[START OF Data to process]

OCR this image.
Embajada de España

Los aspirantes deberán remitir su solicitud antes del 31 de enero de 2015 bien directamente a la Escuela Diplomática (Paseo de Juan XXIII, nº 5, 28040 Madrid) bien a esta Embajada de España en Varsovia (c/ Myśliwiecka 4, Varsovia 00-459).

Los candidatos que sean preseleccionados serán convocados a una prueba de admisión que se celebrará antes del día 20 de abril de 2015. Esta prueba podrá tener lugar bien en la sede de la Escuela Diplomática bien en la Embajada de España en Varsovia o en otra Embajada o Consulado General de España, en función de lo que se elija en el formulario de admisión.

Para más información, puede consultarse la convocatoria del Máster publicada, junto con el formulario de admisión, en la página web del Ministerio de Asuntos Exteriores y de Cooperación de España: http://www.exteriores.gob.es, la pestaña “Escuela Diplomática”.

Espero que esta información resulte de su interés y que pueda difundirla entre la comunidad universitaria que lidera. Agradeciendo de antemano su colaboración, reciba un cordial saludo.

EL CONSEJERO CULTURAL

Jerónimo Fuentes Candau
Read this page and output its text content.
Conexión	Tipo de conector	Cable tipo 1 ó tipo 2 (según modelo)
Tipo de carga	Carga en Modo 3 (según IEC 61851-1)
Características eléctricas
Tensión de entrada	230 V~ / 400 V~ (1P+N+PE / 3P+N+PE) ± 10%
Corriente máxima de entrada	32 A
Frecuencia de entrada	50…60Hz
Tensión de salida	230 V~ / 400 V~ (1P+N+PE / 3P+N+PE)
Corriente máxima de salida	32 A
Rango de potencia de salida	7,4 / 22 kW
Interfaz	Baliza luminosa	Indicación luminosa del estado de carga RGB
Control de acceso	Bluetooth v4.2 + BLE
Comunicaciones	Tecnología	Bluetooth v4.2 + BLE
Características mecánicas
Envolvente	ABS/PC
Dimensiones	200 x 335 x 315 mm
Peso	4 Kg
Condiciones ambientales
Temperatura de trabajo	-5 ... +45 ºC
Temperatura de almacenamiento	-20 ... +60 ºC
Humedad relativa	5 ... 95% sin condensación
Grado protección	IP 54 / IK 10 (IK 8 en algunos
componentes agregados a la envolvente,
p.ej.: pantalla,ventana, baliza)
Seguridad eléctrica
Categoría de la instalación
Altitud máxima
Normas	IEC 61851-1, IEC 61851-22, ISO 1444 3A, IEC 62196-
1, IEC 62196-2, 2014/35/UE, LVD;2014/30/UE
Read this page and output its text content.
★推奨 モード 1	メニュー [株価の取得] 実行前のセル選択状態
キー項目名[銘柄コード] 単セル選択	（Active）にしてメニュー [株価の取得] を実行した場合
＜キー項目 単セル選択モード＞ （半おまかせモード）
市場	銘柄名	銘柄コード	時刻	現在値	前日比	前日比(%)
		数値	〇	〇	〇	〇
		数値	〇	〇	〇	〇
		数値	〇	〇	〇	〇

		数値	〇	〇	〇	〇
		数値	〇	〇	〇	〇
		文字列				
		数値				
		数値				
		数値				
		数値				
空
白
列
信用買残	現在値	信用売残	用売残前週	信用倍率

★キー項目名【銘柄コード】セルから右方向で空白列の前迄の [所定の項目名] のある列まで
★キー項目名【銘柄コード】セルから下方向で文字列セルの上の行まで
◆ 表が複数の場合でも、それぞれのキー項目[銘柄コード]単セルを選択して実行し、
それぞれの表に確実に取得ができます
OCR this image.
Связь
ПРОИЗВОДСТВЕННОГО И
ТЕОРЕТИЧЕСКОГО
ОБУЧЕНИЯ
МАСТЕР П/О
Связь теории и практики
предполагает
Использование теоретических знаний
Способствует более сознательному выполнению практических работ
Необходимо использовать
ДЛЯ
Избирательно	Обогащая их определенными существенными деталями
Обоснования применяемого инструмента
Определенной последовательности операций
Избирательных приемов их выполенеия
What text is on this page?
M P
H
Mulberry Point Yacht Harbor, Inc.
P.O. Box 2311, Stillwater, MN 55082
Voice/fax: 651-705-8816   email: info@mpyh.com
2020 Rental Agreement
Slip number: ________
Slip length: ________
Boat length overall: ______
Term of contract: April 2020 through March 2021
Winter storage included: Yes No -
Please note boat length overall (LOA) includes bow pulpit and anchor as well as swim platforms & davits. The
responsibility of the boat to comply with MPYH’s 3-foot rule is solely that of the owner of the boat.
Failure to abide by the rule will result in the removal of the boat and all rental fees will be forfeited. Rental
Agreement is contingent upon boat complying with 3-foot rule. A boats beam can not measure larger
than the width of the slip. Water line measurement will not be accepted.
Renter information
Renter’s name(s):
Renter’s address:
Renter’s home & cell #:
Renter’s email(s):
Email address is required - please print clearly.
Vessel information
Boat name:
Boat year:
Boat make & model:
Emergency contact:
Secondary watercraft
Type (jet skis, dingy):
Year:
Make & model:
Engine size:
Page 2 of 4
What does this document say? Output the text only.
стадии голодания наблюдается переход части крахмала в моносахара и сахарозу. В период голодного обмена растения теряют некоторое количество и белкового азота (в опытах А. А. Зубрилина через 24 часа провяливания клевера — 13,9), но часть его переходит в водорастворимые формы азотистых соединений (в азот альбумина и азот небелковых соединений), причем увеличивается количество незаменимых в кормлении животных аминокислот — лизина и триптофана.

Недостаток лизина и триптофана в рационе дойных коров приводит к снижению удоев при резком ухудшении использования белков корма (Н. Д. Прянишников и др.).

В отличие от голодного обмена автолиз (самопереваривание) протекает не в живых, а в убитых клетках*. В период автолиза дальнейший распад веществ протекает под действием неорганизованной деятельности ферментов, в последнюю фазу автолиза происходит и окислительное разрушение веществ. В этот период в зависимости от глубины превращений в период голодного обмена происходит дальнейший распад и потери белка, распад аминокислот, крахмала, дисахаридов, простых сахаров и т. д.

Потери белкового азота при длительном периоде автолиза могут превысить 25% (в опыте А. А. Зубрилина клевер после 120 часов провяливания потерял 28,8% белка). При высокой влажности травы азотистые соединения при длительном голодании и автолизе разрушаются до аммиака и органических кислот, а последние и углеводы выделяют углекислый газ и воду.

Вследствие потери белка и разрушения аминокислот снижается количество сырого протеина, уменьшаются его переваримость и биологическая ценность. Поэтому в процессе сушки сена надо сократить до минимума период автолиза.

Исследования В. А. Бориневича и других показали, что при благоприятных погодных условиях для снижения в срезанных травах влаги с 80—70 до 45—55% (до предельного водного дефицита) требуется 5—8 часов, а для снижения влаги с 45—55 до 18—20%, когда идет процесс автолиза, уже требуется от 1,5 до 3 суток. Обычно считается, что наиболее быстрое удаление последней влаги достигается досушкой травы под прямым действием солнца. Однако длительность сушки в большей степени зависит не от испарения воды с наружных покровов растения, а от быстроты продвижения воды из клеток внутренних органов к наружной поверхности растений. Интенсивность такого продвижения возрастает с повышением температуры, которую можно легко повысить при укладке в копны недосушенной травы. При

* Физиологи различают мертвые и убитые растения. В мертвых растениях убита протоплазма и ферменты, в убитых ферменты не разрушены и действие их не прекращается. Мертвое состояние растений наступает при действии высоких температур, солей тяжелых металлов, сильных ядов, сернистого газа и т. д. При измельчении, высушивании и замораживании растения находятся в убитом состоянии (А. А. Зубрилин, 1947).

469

[END OF Data to process]

Of the lines in this listing, how many contain "length"? Reply with the number and nothing more.

3